_Exercise input_
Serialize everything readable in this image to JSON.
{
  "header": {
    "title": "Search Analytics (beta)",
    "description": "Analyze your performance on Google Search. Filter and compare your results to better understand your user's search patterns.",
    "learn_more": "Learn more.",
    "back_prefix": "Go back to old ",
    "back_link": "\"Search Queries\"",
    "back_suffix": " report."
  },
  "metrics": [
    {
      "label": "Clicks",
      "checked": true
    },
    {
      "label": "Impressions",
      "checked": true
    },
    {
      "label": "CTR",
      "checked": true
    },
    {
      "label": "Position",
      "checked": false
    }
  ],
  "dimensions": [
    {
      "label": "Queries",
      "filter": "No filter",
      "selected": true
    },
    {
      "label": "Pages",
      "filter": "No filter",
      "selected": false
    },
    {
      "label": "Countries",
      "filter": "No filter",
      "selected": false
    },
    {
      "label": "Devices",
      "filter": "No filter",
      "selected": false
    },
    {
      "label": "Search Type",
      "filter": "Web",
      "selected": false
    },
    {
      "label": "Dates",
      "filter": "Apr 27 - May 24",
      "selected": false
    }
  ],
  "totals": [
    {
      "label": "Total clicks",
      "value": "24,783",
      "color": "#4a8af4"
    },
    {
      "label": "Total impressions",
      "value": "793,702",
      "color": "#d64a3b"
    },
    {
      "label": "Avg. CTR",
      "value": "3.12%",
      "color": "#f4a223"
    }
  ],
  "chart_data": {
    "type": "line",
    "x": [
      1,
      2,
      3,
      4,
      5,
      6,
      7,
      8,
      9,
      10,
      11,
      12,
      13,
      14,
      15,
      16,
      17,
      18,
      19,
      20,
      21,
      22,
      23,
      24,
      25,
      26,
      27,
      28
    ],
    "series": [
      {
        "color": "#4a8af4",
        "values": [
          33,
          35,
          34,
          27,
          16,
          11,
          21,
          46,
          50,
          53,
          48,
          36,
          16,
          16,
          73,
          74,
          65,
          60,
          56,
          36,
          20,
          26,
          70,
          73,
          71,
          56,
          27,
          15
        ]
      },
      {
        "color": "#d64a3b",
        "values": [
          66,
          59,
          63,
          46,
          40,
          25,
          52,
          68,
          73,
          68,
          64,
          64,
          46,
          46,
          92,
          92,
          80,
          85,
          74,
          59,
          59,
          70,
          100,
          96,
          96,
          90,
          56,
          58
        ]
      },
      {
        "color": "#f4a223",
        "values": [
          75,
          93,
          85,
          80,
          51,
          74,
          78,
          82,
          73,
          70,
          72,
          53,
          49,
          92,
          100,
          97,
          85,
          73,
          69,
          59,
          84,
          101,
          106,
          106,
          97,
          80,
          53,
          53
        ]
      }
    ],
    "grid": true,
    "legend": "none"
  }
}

_Exercise_
In full and verbatim, repeat the records given above.

_Result of the exercise_
Serialize everything readable in this image to JSON.
{
  "header": {
    "title": "Search Analytics (beta)",
    "description": "Analyze your performance on Google Search. Filter and compare your results to better understand your user's search patterns.",
    "learn_more": "Learn more.",
    "back_prefix": "Go back to old ",
    "back_link": "\"Search Queries\"",
    "back_suffix": " report."
  },
  "metrics": [
    {
      "label": "Clicks",
      "checked": true
    },
    {
      "label": "Impressions",
      "checked": true
    },
    {
      "label": "CTR",
      "checked": true
    },
    {
      "label": "Position",
      "checked": false
    }
  ],
  "dimensions": [
    {
      "label": "Queries",
      "filter": "No filter",
      "selected": true
    },
    {
      "label": "Pages",
      "filter": "No filter",
      "selected": false
    },
    {
      "label": "Countries",
      "filter": "No filter",
      "selected": false
    },
    {
      "label": "Devices",
      "filter": "No filter",
      "selected": false
    },
    {
      "label": "Search Type",
      "filter": "Web",
      "selected": false
    },
    {
      "label": "Dates",
      "filter": "Apr 27 - May 24",
      "selected": false
    }
  ],
  "totals": [
    {
      "label": "Total clicks",
      "value": "24,783",
      "color": "#4a8af4"
    },
    {
      "label": "Total impressions",
      "value": "793,702",
      "color": "#d64a3b"
    },
    {
      "label": "Avg. CTR",
      "value": "3.12%",
      "color": "#f4a223"
    }
  ],
  "chart_data": {
    "type": "line",
    "x": [
      1,
      2,
      3,
      4,
      5,
      6,
      7,
      8,
      9,
      10,
      11,
      12,
      13,
      14,
      15,
      16,
      17,
      18,
      19,
      20,
      21,
      22,
      23,
      24,
      25,
      26,
      27,
      28
    ],
    "series": [
      {
        "color": "#4a8af4",
        "values": [
          33,
          35,
          34,
          27,
          16,
          11,
          21,
          46,
          50,
          53,
          48,
          36,
          16,
          16,
          73,
          74,
          65,
          60,
          56,
          36,
          20,
          26,
          70,
          73,
          71,
          56,
          27,
          15
        ]
      },
      {
        "color": "#d64a3b",
        "values": [
          66,
          59,
          63,
          46,
          40,
          25,
          52,
          68,
          73,
          68,
          64,
          64,
          46,
          46,
          92,
          92,
          80,
          85,
          74,
          59,
          59,
          70,
          100,
          96,
          96,
          90,
          56,
          58
        ]
      },
      {
        "color": "#f4a223",
        "values": [
          75,
          93,
          85,
          80,
          51,
          74,
          78,
          82,
          73,
          70,
          72,
          53,
          49,
          92,
          100,
          97,
          85,
          73,
          69,
          59,
          84,
          101,
          106,
          106,
          97,
          80,
          53,
          53
        ]
      }
    ],
    "grid": true,
    "legend": "none"
  }
}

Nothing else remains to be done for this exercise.